Work required:
Would you retype all of these records exactly?

Stored records:
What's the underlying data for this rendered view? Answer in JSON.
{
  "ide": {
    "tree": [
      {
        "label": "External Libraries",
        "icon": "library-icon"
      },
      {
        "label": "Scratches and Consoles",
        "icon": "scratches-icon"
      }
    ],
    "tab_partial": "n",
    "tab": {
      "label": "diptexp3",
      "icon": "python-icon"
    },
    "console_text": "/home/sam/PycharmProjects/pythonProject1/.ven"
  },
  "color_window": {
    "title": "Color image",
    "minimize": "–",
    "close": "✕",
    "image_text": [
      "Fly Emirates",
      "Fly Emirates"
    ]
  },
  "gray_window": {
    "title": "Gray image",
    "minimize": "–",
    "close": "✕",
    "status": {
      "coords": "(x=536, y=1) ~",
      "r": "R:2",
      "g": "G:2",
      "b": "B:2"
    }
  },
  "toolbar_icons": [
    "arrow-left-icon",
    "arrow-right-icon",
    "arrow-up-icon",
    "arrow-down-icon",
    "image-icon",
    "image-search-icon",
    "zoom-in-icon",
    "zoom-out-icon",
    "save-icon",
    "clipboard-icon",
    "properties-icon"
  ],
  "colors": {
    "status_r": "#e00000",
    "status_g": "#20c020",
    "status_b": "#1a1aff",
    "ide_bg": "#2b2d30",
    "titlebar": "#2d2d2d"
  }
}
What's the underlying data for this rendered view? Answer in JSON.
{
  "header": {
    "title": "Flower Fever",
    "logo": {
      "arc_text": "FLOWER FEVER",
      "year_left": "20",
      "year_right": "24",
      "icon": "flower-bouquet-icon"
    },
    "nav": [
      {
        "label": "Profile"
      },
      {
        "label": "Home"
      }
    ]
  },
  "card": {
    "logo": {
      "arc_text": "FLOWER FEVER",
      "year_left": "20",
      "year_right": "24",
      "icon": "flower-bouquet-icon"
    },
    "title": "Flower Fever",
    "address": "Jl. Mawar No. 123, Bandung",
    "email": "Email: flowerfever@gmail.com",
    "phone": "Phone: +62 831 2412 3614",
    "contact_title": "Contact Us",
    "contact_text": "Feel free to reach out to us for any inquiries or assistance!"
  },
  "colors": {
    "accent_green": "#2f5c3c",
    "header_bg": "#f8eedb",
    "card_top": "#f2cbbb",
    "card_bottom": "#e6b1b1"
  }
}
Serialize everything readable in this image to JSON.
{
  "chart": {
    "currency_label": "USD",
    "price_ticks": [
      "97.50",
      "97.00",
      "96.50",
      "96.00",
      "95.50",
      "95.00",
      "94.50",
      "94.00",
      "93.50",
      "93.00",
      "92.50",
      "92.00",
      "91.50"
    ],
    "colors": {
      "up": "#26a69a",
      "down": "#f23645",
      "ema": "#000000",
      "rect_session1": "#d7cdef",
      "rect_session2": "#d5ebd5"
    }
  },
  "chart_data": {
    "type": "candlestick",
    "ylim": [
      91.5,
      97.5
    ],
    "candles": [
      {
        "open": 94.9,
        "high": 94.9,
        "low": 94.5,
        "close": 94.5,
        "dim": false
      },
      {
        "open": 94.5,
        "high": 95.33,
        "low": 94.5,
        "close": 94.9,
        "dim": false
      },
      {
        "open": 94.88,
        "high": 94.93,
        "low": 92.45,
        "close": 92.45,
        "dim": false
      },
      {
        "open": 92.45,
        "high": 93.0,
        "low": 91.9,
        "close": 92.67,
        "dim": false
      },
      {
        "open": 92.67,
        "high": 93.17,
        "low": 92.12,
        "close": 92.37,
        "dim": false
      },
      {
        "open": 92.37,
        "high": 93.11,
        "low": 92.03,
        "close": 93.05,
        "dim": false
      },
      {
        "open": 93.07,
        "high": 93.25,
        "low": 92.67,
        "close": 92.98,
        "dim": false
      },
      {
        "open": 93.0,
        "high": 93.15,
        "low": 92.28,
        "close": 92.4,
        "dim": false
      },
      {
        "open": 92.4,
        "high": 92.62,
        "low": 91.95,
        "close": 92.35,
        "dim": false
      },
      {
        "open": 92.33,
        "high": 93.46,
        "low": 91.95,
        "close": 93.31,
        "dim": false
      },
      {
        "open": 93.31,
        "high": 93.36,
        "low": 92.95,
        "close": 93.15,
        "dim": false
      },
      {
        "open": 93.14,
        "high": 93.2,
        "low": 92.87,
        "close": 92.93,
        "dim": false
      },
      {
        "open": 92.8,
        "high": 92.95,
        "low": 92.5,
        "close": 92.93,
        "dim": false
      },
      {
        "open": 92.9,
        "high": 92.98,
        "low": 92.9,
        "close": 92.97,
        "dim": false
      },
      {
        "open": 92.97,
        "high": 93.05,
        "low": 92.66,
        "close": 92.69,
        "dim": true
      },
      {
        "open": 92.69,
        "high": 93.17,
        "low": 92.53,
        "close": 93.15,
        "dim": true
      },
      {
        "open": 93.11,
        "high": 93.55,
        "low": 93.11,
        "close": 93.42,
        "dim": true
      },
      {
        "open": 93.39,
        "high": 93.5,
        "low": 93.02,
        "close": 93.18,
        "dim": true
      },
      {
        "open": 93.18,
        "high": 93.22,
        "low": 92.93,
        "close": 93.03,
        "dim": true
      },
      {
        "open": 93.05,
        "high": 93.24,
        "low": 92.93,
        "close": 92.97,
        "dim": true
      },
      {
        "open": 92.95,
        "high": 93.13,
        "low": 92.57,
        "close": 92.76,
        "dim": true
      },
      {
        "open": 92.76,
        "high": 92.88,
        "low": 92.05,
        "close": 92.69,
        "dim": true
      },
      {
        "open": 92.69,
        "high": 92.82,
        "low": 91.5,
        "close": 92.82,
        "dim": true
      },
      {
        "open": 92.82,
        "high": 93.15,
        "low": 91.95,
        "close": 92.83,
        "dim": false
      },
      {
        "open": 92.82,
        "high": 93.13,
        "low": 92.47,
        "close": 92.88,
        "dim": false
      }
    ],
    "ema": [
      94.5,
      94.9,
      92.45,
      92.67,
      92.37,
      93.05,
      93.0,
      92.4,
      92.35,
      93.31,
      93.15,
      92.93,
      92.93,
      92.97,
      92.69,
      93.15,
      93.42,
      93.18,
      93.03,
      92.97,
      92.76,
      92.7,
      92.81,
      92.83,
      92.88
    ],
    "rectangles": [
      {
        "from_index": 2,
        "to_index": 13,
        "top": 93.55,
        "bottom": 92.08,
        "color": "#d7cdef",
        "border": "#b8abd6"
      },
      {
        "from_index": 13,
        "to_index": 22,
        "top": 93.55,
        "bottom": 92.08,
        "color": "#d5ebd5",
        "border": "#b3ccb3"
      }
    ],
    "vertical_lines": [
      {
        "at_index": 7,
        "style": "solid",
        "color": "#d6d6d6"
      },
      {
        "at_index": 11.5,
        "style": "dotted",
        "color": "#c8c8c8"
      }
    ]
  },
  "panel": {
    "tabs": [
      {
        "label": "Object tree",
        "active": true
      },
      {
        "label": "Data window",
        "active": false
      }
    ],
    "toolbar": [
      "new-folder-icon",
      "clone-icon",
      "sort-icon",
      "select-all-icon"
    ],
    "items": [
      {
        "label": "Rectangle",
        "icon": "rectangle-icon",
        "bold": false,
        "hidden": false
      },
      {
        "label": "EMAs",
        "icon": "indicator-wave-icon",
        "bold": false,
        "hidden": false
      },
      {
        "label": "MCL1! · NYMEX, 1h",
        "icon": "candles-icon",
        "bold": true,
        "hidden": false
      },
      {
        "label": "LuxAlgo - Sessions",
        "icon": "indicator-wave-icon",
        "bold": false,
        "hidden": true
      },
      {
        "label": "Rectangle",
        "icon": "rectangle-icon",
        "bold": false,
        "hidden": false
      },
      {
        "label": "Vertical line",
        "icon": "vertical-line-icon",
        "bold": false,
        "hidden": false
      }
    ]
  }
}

Answer to the exercise:
What's the underlying data for this rendered view? Answer in JSON.
{
  "ide": {
    "tree": [
      {
        "label": "External Libraries",
        "icon": "library-icon"
      },
      {
        "label": "Scratches and Consoles",
        "icon": "scratches-icon"
      }
    ],
    "tab_partial": "n",
    "tab": {
      "label": "diptexp3",
      "icon": "python-icon"
    },
    "console_text": "/home/sam/PycharmProjects/pythonProject1/.ven"
  },
  "color_window": {
    "title": "Color image",
    "minimize": "–",
    "close": "✕",
    "image_text": [
      "Fly Emirates",
      "Fly Emirates"
    ]
  },
  "gray_window": {
    "title": "Gray image",
    "minimize": "–",
    "close": "✕",
    "status": {
      "coords": "(x=536, y=1) ~",
      "r": "R:2",
      "g": "G:2",
      "b": "B:2"
    }
  },
  "toolbar_icons": [
    "arrow-left-icon",
    "arrow-right-icon",
    "arrow-up-icon",
    "arrow-down-icon",
    "image-icon",
    "image-search-icon",
    "zoom-in-icon",
    "zoom-out-icon",
    "save-icon",
    "clipboard-icon",
    "properties-icon"
  ],
  "colors": {
    "status_r": "#e00000",
    "status_g": "#20c020",
    "status_b": "#1a1aff",
    "ide_bg": "#2b2d30",
    "titlebar": "#2d2d2d"
  }
}
What's the underlying data for this rendered view? Answer in JSON.
{
  "header": {
    "title": "Flower Fever",
    "logo": {
      "arc_text": "FLOWER FEVER",
      "year_left": "20",
      "year_right": "24",
      "icon": "flower-bouquet-icon"
    },
    "nav": [
      {
        "label": "Profile"
      },
      {
        "label": "Home"
      }
    ]
  },
  "card": {
    "logo": {
      "arc_text": "FLOWER FEVER",
      "year_left": "20",
      "year_right": "24",
      "icon": "flower-bouquet-icon"
    },
    "title": "Flower Fever",
    "address": "Jl. Mawar No. 123, Bandung",
    "email": "Email: flowerfever@gmail.com",
    "phone": "Phone: +62 831 2412 3614",
    "contact_title": "Contact Us",
    "contact_text": "Feel free to reach out to us for any inquiries or assistance!"
  },
  "colors": {
    "accent_green": "#2f5c3c",
    "header_bg": "#f8eedb",
    "card_top": "#f2cbbb",
    "card_bottom": "#e6b1b1"
  }
}
Serialize everything readable in this image to JSON.
{
  "chart": {
    "currency_label": "USD",
    "price_ticks": [
      "97.50",
      "97.00",
      "96.50",
      "96.00",
      "95.50",
      "95.00",
      "94.50",
      "94.00",
      "93.50",
      "93.00",
      "92.50",
      "92.00",
      "91.50"
    ],
    "colors": {
      "up": "#26a69a",
      "down": "#f23645",
      "ema": "#000000",
      "rect_session1": "#d7cdef",
      "rect_session2": "#d5ebd5"
    }
  },
  "chart_data": {
    "type": "candlestick",
    "ylim": [
      91.5,
      97.5
    ],
    "candles": [
      {
        "open": 94.9,
        "high": 94.9,
        "low": 94.5,
        "close": 94.5,
        "dim": false
      },
      {
        "open": 94.5,
        "high": 95.33,
        "low": 94.5,
        "close": 94.9,
        "dim": false
      },
      {
        "open": 94.88,
        "high": 94.93,
        "low": 92.45,
        "close": 92.45,
        "dim": false
      },
      {
        "open": 92.45,
        "high": 93.0,
        "low": 91.9,
        "close": 92.67,
        "dim": false
      },
      {
        "open": 92.67,
        "high": 93.17,
        "low": 92.12,
        "close": 92.37,
        "dim": false
      },
      {
        "open": 92.37,
        "high": 93.11,
        "low": 92.03,
        "close": 93.05,
        "dim": false
      },
      {
        "open": 93.07,
        "high": 93.25,
        "low": 92.67,
        "close": 92.98,
        "dim": false
      },
      {
        "open": 93.0,
        "high": 93.15,
        "low": 92.28,
        "close": 92.4,
        "dim": false
      },
      {
        "open": 92.4,
        "high": 92.62,
        "low": 91.95,
        "close": 92.35,
        "dim": false
      },
      {
        "open": 92.33,
        "high": 93.46,
        "low": 91.95,
        "close": 93.31,
        "dim": false
      },
      {
        "open": 93.31,
        "high": 93.36,
        "low": 92.95,
        "close": 93.15,
        "dim": false
      },
      {
        "open": 93.14,
        "high": 93.2,
        "low": 92.87,
        "close": 92.93,
        "dim": false
      },
      {
        "open": 92.8,
        "high": 92.95,
        "low": 92.5,
        "close": 92.93,
        "dim": false
      },
      {
        "open": 92.9,
        "high": 92.98,
        "low": 92.9,
        "close": 92.97,
        "dim": false
      },
      {
        "open": 92.97,
        "high": 93.05,
        "low": 92.66,
        "close": 92.69,
        "dim": true
      },
      {
        "open": 92.69,
        "high": 93.17,
        "low": 92.53,
        "close": 93.15,
        "dim": true
      },
      {
        "open": 93.11,
        "high": 93.55,
        "low": 93.11,
        "close": 93.42,
        "dim": true
      },
      {
        "open": 93.39,
        "high": 93.5,
        "low": 93.02,
        "close": 93.18,
        "dim": true
      },
      {
        "open": 93.18,
        "high": 93.22,
        "low": 92.93,
        "close": 93.03,
        "dim": true
      },
      {
        "open": 93.05,
        "high": 93.24,
        "low": 92.93,
        "close": 92.97,
        "dim": true
      },
      {
        "open": 92.95,
        "high": 93.13,
        "low": 92.57,
        "close": 92.76,
        "dim": true
      },
      {
        "open": 92.76,
        "high": 92.88,
        "low": 92.05,
        "close": 92.69,
        "dim": true
      },
      {
        "open": 92.69,
        "high": 92.82,
        "low": 91.5,
        "close": 92.82,
        "dim": true
      },
      {
        "open": 92.82,
        "high": 93.15,
        "low": 91.95,
        "close": 92.83,
        "dim": false
      },
      {
        "open": 92.82,
        "high": 93.13,
        "low": 92.47,
        "close": 92.88,
        "dim": false
      }
    ],
    "ema": [
      94.5,
      94.9,
      92.45,
      92.67,
      92.37,
      93.05,
      93.0,
      92.4,
      92.35,
      93.31,
      93.15,
      92.93,
      92.93,
      92.97,
      92.69,
      93.15,
      93.42,
      93.18,
      93.03,
      92.97,
      92.76,
      92.7,
      92.81,
      92.83,
      92.88
    ],
    "rectangles": [
      {
        "from_index": 2,
        "to_index": 13,
        "top": 93.55,
        "bottom": 92.08,
        "color": "#d7cdef",
        "border": "#b8abd6"
      },
      {
        "from_index": 13,
        "to_index": 22,
        "top": 93.55,
        "bottom": 92.08,
        "color": "#d5ebd5",
        "border": "#b3ccb3"
      }
    ],
    "vertical_lines": [
      {
        "at_index": 7,
        "style": "solid",
        "color": "#d6d6d6"
      },
      {
        "at_index": 11.5,
        "style": "dotted",
        "color": "#c8c8c8"
      }
    ]
  },
  "panel": {
    "tabs": [
      {
        "label": "Object tree",
        "active": true
      },
      {
        "label": "Data window",
        "active": false
      }
    ],
    "toolbar": [
      "new-folder-icon",
      "clone-icon",
      "sort-icon",
      "select-all-icon"
    ],
    "items": [
      {
        "label": "Rectangle",
        "icon": "rectangle-icon",
        "bold": false,
        "hidden": false
      },
      {
        "label": "EMAs",
        "icon": "indicator-wave-icon",
        "bold": false,
        "hidden": false
      },
      {
        "label": "MCL1! · NYMEX, 1h",
        "icon": "candles-icon",
        "bold": true,
        "hidden": false
      },
      {
        "label": "LuxAlgo - Sessions",
        "icon": "indicator-wave-icon",
        "bold": false,
        "hidden": true
      },
      {
        "label": "Rectangle",
        "icon": "rectangle-icon",
        "bold": false,
        "hidden": false
      },
      {
        "label": "Vertical line",
        "icon": "vertical-line-icon",
        "bold": false,
        "hidden": false
      }
    ]
  }
}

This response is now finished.